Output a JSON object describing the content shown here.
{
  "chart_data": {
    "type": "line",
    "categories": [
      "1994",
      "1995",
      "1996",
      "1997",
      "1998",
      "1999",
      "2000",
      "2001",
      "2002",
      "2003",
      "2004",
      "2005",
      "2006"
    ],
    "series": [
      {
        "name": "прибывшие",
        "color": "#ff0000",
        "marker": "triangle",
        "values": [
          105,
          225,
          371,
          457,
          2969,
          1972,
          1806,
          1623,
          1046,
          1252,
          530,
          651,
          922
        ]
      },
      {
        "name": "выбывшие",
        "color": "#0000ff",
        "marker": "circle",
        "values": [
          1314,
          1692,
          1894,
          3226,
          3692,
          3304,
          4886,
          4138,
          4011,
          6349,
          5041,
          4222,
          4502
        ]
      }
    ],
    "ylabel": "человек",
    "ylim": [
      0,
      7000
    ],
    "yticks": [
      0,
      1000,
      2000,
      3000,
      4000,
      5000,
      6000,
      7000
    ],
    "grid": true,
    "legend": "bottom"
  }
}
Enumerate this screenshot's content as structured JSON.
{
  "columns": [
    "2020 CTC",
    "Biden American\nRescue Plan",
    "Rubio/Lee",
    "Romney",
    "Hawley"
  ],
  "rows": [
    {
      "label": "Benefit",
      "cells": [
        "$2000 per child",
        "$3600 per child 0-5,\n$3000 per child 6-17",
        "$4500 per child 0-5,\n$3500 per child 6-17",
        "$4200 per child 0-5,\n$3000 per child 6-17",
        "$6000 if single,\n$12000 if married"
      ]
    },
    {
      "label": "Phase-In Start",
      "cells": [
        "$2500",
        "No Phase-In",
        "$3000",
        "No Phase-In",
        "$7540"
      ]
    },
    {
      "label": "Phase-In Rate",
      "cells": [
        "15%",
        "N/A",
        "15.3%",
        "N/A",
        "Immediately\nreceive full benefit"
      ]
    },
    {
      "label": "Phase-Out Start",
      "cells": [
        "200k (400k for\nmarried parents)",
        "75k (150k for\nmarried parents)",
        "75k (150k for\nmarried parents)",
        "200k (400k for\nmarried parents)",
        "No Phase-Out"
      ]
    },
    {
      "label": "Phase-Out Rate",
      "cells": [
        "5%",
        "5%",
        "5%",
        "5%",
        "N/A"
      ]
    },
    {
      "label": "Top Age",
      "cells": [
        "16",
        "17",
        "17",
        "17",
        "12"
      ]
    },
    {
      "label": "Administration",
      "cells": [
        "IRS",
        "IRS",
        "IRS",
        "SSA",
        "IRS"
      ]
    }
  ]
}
--
__What the task asks__
Reproduce each line of the entries in which the word "Phase" is found.

__Exercise answer__
      "label": "Phase-In Start",
        "No Phase-In",
        "No Phase-In",
      "label": "Phase-In Rate",
      "label": "Phase-Out Start",
        "No Phase-Out"
      "label": "Phase-Out Rate",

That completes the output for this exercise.